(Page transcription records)
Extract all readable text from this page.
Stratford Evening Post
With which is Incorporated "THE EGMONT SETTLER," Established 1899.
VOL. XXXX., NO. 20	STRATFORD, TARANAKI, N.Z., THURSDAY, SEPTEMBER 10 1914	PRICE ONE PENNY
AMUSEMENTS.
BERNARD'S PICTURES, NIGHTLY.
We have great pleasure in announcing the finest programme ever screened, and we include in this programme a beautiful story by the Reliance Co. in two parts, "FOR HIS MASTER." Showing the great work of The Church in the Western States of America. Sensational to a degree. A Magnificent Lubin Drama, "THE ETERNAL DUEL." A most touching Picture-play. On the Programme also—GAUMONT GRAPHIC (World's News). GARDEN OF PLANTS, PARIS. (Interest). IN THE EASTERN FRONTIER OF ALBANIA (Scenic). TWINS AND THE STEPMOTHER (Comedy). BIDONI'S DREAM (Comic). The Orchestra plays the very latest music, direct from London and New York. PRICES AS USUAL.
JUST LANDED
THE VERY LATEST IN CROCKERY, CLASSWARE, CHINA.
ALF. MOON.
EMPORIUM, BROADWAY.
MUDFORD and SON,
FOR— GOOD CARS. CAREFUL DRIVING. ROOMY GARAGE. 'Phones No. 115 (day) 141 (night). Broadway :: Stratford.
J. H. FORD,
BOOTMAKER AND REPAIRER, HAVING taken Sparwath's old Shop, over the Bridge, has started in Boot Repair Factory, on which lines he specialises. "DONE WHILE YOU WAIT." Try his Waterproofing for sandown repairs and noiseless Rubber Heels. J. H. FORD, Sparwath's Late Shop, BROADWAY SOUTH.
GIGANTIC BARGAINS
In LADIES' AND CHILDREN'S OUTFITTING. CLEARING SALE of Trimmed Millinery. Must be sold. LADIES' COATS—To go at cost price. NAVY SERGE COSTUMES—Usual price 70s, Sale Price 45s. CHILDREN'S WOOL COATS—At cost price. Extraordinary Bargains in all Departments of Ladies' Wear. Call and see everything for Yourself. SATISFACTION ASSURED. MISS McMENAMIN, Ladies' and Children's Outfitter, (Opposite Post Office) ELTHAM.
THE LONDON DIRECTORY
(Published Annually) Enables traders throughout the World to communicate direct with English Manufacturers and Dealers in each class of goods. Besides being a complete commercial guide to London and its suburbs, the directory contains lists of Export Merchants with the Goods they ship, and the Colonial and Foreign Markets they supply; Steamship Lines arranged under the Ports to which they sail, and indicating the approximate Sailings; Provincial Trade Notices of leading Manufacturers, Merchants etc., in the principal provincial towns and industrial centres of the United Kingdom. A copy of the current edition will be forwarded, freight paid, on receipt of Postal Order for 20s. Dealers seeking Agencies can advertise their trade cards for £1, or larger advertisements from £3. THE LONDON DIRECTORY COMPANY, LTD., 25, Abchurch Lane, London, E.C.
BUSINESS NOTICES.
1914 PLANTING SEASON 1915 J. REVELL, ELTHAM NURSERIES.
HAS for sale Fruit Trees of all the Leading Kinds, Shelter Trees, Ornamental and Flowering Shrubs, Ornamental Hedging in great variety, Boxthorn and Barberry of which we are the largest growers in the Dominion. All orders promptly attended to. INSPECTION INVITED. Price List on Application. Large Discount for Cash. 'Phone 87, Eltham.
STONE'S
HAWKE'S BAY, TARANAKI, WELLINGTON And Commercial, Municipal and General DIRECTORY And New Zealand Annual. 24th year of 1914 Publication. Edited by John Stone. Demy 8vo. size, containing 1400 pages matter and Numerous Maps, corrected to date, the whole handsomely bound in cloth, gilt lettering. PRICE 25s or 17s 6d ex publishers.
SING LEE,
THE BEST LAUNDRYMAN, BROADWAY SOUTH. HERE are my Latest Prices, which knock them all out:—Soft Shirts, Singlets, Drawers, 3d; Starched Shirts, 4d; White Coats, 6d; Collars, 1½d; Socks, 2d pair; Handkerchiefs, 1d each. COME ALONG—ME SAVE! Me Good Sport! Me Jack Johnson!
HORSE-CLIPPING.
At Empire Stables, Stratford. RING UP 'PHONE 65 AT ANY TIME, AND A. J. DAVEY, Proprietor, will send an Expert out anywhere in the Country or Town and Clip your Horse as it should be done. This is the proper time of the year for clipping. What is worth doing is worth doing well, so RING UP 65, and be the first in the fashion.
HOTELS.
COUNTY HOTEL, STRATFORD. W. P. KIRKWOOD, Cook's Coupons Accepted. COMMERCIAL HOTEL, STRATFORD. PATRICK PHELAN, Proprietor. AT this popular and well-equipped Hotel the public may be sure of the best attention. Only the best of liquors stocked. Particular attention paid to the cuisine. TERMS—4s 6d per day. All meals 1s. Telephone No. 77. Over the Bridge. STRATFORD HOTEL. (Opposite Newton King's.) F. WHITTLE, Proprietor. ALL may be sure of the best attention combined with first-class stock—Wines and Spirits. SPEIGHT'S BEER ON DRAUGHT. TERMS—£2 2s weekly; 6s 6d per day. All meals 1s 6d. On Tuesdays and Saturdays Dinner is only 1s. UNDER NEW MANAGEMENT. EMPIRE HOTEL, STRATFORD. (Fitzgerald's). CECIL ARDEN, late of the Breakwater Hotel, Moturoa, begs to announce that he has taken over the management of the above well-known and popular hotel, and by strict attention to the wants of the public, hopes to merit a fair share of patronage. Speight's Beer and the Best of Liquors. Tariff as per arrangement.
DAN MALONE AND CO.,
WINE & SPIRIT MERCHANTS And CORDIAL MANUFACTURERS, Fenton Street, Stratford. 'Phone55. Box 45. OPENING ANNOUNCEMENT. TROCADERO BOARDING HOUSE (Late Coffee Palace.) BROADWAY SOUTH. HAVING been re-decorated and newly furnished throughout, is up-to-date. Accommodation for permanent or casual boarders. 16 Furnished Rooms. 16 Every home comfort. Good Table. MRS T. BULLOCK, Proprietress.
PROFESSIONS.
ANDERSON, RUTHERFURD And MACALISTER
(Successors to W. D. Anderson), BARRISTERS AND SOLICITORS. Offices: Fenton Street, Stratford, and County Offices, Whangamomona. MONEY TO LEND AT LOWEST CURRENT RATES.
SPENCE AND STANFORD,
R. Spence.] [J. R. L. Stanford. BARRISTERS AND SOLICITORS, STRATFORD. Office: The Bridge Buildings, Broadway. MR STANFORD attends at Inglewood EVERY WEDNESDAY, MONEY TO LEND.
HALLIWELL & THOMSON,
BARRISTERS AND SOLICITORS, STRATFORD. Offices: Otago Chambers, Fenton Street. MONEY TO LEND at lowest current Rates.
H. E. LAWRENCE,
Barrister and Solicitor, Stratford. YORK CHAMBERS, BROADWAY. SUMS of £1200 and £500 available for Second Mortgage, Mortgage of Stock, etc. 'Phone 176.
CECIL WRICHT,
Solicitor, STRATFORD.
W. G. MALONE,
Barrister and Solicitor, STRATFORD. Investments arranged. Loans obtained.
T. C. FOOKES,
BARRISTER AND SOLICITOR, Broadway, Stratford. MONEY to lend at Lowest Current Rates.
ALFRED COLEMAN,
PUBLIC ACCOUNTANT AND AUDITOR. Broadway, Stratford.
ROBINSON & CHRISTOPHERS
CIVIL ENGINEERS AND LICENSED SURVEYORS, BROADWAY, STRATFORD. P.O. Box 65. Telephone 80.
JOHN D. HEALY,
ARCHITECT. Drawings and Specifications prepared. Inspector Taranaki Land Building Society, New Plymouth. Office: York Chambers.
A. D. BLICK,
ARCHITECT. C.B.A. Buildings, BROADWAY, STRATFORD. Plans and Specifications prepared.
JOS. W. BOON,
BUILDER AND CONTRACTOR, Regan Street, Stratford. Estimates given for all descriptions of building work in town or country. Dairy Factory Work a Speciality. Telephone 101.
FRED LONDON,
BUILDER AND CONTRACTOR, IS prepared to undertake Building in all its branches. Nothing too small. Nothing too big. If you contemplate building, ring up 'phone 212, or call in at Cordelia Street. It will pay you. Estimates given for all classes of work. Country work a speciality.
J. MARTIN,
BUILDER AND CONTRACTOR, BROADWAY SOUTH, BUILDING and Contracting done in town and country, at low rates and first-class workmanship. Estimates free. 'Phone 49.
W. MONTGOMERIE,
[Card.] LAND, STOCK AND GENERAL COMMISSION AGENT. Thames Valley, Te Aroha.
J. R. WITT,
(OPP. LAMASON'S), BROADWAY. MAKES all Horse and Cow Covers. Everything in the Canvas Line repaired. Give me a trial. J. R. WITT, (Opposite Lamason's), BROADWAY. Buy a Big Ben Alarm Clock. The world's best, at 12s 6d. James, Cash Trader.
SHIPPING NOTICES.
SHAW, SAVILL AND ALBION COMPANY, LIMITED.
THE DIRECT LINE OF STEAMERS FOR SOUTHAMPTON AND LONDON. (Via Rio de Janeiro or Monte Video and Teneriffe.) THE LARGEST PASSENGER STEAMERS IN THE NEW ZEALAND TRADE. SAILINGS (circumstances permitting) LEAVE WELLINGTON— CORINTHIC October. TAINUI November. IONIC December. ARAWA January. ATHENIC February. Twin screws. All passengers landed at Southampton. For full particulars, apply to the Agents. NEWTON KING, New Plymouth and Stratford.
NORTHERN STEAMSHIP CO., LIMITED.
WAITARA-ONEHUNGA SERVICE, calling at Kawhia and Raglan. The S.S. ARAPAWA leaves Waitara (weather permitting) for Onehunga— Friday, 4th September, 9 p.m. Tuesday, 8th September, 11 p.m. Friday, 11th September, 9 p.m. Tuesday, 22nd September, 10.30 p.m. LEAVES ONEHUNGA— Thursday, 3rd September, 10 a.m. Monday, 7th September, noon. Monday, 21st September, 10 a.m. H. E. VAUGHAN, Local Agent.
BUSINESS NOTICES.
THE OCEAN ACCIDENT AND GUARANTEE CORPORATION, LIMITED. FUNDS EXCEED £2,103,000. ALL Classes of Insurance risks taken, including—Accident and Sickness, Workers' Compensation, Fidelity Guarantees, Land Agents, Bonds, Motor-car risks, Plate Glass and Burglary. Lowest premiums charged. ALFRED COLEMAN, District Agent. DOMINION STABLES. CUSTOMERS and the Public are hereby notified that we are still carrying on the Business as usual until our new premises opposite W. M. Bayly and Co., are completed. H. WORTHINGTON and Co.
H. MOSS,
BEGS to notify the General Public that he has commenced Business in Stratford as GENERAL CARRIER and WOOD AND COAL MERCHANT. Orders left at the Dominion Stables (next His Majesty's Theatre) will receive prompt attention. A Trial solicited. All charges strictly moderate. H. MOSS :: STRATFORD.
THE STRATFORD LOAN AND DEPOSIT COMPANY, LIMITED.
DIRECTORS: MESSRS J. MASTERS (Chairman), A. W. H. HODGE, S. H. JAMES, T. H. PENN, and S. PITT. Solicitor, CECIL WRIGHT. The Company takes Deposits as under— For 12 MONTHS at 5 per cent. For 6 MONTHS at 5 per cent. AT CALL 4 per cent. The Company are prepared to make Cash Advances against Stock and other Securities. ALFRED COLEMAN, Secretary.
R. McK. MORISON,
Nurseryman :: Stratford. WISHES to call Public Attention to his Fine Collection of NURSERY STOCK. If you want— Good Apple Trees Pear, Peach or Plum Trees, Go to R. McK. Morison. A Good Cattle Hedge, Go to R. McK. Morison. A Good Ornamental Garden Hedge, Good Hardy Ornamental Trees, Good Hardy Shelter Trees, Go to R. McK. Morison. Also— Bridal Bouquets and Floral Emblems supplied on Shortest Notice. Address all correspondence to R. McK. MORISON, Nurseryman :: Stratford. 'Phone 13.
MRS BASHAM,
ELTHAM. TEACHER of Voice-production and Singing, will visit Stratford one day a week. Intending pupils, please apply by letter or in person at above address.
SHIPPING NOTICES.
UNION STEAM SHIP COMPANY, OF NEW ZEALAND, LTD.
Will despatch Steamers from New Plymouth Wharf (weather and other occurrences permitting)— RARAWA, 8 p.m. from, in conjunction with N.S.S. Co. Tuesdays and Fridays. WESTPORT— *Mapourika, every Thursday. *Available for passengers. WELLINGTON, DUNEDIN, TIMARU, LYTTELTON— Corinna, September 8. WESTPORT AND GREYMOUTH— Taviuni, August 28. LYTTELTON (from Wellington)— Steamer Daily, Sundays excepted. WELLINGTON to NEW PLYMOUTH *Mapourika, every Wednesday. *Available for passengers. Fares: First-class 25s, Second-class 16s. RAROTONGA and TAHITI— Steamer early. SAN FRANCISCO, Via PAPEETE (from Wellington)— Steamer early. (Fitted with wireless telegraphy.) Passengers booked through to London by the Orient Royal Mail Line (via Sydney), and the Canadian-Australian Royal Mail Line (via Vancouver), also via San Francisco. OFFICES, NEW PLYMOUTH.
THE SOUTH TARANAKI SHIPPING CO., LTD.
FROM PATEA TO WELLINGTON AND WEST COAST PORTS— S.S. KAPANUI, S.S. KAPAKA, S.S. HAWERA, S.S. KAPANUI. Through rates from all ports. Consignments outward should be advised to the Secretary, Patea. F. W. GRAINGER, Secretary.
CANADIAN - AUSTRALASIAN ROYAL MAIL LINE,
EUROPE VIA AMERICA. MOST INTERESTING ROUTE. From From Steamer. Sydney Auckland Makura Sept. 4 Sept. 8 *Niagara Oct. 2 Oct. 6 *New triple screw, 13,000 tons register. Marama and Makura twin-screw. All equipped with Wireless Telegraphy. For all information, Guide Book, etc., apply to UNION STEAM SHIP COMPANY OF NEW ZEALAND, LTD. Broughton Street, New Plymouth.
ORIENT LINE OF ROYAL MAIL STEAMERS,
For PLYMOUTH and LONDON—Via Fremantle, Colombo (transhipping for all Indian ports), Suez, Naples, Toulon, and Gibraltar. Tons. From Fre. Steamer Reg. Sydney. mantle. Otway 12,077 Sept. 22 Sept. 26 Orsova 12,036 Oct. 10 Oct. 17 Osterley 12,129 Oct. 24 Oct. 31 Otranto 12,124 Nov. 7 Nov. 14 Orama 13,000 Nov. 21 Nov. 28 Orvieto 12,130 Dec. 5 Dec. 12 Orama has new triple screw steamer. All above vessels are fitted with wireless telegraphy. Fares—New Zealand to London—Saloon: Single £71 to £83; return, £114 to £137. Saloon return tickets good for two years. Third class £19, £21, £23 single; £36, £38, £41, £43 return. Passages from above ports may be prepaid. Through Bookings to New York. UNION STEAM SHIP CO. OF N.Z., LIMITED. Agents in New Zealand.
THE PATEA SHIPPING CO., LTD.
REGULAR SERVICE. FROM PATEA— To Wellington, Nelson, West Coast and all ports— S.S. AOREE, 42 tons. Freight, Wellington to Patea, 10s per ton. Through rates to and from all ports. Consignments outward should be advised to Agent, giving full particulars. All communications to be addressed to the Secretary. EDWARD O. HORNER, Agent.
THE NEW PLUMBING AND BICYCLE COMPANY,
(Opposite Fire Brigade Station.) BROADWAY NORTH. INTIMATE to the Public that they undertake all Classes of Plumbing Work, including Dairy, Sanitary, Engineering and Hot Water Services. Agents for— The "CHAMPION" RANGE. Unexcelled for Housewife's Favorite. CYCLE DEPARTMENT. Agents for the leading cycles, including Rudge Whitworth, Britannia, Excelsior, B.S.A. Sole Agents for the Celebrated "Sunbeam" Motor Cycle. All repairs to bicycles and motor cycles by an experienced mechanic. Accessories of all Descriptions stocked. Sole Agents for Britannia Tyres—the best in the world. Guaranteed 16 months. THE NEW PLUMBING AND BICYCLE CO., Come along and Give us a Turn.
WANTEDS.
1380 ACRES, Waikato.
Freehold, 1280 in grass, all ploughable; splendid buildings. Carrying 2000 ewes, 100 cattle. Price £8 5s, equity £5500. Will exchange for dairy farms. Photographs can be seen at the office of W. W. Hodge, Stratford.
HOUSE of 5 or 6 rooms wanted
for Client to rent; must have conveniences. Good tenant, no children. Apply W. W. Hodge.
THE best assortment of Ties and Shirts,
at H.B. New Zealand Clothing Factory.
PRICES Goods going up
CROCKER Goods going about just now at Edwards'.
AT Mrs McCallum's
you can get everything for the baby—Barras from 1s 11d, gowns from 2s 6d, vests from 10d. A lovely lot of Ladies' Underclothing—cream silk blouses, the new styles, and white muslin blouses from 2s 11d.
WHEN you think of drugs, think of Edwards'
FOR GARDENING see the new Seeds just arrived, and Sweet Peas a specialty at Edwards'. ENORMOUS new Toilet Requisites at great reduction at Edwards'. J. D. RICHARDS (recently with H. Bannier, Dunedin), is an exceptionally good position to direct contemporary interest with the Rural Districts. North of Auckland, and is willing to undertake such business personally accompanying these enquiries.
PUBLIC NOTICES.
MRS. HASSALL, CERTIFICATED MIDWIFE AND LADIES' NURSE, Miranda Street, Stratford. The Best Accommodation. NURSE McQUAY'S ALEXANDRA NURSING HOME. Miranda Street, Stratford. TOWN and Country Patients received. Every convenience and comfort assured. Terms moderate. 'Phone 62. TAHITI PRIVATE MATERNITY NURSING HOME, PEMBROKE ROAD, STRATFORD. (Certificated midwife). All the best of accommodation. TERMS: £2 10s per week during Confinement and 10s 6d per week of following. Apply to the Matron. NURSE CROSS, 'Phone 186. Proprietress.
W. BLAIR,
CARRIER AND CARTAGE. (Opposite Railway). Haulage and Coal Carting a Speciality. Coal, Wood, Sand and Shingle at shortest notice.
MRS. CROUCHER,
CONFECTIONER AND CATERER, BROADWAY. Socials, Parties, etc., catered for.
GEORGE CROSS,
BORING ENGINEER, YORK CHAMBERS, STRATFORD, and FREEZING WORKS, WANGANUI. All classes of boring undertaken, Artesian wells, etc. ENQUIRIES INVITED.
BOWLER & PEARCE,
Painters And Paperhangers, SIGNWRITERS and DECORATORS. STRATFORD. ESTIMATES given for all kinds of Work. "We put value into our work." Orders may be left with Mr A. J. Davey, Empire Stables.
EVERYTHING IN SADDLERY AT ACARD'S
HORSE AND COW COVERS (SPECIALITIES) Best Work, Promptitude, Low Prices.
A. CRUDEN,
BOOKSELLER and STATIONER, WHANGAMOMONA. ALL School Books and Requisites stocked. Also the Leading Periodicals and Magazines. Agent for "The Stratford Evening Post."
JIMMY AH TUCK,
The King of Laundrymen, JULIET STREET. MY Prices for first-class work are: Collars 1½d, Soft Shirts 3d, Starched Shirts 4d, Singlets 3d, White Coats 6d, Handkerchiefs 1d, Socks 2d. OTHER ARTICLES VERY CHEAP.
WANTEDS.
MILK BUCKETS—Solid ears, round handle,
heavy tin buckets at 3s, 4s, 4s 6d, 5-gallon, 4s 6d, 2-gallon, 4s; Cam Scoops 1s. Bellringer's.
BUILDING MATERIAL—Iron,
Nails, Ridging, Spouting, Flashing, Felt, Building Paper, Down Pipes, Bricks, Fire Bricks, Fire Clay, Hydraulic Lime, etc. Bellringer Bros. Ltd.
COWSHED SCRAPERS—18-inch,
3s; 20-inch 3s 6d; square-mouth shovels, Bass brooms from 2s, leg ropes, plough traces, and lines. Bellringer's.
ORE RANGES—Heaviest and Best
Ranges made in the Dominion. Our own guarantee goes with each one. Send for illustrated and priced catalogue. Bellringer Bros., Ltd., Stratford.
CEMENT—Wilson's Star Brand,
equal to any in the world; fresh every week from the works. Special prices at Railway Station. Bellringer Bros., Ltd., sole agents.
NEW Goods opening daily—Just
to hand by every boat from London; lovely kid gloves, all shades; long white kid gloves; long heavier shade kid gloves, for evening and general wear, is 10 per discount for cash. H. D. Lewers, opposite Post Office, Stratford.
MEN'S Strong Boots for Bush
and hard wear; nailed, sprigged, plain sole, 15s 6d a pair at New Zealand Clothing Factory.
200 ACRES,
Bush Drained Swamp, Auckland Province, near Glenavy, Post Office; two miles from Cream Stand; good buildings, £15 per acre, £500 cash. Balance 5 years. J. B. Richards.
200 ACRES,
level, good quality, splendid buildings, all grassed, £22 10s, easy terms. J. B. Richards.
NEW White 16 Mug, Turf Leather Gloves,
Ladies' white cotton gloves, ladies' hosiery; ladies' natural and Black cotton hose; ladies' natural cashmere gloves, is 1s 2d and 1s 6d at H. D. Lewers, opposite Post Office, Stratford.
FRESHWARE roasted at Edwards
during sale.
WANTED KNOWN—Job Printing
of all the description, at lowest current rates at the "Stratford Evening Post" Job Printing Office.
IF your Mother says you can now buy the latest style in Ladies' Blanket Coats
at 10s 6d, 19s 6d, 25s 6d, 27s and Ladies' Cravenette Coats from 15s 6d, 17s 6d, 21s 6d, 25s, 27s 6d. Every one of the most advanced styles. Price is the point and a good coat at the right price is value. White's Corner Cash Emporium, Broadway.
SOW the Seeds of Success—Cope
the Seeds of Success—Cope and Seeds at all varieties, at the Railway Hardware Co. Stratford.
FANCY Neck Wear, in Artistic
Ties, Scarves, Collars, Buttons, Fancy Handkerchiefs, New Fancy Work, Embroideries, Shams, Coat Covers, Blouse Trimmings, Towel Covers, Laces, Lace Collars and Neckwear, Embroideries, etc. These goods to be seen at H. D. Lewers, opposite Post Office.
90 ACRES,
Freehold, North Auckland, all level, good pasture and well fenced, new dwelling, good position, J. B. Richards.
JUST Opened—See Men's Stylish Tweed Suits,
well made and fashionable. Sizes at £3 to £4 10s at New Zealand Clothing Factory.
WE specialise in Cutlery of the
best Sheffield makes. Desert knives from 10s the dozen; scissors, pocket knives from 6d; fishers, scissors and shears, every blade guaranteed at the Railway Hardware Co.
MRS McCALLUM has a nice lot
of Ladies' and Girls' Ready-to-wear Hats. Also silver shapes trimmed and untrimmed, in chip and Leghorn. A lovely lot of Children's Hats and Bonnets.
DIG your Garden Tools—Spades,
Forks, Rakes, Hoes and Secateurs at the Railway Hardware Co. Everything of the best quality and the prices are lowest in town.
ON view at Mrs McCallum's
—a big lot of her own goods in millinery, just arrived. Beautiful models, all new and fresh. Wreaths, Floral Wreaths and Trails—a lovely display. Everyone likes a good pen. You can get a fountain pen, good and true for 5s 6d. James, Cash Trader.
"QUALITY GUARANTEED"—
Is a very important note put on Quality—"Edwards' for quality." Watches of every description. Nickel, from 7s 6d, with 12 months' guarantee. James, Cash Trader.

## [WORK TO BE COMPLETED]
Go through the records line by line and count those containing the string "ARCHITECT". Give only the total.

## [ANSWER SPACE]
2